## INPUT
-- start --

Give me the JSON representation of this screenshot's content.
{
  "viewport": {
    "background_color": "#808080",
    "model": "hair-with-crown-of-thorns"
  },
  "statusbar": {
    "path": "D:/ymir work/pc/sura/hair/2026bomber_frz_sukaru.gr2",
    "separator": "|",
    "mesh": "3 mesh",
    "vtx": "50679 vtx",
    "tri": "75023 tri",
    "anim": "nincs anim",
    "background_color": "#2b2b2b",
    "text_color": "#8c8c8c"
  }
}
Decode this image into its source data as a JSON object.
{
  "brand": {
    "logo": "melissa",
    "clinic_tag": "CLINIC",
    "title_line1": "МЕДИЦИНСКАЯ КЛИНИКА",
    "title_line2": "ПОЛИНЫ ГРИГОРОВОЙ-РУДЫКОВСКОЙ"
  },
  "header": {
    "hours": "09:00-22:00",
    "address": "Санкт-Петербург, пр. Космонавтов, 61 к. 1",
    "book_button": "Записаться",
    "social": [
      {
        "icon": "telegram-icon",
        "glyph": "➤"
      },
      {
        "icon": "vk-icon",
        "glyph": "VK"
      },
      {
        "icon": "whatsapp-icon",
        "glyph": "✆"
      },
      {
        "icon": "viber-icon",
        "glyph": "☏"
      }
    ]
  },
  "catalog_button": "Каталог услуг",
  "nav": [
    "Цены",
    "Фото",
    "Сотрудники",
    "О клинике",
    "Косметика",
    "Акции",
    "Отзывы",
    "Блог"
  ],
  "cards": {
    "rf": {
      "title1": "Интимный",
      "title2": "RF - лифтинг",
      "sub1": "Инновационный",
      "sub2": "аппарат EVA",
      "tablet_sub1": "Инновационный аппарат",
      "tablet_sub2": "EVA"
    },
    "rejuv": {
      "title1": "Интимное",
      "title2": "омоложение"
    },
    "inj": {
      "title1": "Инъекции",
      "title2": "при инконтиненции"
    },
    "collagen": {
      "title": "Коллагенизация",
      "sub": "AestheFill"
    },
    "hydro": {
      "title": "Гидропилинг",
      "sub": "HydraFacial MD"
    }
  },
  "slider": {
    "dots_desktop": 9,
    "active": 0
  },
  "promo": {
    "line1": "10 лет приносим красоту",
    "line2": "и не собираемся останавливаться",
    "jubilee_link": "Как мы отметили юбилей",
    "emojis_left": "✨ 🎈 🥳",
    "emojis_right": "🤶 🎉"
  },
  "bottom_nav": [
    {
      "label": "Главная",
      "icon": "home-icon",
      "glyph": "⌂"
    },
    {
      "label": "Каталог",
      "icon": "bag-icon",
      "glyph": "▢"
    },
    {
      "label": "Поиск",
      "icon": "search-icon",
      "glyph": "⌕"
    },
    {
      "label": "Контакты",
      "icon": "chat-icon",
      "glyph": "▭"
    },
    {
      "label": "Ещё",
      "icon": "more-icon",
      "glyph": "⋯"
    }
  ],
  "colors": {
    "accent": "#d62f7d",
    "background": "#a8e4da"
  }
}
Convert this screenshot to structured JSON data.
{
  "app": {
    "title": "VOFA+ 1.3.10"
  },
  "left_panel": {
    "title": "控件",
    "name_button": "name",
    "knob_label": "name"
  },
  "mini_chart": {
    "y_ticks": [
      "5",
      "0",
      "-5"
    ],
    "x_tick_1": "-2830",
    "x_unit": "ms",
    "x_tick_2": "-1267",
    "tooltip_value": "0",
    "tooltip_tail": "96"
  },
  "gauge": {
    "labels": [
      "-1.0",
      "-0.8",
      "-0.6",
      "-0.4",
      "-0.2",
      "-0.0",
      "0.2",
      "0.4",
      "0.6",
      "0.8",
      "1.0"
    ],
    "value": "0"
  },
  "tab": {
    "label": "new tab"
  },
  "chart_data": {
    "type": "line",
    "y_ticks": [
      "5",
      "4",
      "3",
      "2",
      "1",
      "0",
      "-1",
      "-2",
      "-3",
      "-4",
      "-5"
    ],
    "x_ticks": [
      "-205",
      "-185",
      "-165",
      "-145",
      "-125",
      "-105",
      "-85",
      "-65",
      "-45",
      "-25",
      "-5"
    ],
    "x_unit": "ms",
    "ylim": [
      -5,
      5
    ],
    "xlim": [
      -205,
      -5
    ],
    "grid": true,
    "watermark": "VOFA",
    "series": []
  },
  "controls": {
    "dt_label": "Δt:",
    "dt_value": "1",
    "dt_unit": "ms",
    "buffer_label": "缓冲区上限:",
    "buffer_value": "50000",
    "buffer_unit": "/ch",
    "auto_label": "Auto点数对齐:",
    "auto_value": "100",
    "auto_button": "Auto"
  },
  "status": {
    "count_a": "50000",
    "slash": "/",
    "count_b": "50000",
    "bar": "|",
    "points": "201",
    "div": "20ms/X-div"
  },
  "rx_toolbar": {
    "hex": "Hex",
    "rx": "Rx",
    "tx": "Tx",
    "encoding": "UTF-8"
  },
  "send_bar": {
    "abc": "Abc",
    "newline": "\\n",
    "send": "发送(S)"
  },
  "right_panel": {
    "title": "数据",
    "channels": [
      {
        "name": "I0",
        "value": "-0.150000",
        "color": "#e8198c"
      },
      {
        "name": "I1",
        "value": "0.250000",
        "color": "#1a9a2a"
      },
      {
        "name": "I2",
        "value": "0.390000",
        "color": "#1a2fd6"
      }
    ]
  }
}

-- end --

## TO DO
Copy all the lines above that hold the string "Инновационный".

## SOLUTION FOR THIS PROBLEM
      "sub1": "Инновационный",
      "tablet_sub1": "Инновационный аппарат",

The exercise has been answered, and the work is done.